§ ENTRIES PROVIDED:
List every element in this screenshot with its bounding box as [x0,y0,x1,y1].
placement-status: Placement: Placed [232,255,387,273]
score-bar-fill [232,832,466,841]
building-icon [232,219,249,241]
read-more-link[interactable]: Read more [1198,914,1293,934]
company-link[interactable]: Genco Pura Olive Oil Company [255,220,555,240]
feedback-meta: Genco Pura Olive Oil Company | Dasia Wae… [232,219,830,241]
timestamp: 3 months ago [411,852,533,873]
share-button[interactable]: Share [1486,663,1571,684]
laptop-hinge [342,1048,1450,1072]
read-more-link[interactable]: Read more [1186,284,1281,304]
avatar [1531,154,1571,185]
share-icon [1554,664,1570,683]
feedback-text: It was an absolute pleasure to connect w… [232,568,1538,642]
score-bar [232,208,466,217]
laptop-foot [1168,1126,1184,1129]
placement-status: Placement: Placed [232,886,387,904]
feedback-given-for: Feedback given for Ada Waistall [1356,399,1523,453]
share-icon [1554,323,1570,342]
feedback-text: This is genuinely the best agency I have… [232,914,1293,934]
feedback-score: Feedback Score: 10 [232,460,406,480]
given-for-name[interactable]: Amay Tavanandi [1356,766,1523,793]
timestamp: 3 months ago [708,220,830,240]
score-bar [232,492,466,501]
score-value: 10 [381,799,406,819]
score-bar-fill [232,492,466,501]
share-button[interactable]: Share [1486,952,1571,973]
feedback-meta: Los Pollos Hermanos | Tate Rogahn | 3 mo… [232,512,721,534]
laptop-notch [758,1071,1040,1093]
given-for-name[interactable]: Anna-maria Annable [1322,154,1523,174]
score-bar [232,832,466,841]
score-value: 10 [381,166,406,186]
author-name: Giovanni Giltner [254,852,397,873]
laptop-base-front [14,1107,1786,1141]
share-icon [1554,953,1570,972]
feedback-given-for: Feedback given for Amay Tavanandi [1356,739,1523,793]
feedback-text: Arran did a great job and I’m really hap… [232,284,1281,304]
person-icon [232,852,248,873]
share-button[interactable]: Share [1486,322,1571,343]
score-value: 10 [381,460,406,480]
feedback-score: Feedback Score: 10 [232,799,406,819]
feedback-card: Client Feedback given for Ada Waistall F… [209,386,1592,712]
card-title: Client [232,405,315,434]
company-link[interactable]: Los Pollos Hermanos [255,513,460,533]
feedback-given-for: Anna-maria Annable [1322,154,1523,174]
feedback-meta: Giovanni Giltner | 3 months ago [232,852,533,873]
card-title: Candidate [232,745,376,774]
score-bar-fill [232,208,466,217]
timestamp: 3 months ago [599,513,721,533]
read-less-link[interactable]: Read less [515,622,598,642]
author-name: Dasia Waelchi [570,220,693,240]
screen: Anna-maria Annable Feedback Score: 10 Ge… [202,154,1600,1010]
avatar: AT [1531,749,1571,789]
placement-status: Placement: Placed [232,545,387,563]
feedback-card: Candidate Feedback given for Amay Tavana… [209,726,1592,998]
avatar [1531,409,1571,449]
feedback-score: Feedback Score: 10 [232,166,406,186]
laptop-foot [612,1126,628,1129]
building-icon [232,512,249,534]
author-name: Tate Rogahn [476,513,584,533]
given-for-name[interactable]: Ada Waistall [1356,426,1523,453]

§ EXERCISE BRIEF: Put the rows into a Markdown table with the columns No. and Line, starting at the first row and ending at the row that contains "company-link[interactable]: Genco Pura", and leave out any blank lines.

§ RESPONSE TO THE TASK:
| No. | Line |
|---|---|
| 1 | List every element in this screenshot with its bounding box as [x0,y0,x1,y1]. |
| 2 | placement-status: Placement: Placed [232,255,387,273] |
| 3 | score-bar-fill [232,832,466,841] |
| 4 | building-icon [232,219,249,241] |
| 5 | read-more-link[interactable]: Read more [1198,914,1293,934] |
| 6 | company-link[interactable]: Genco Pura Olive Oil Company [255,220,555,240] |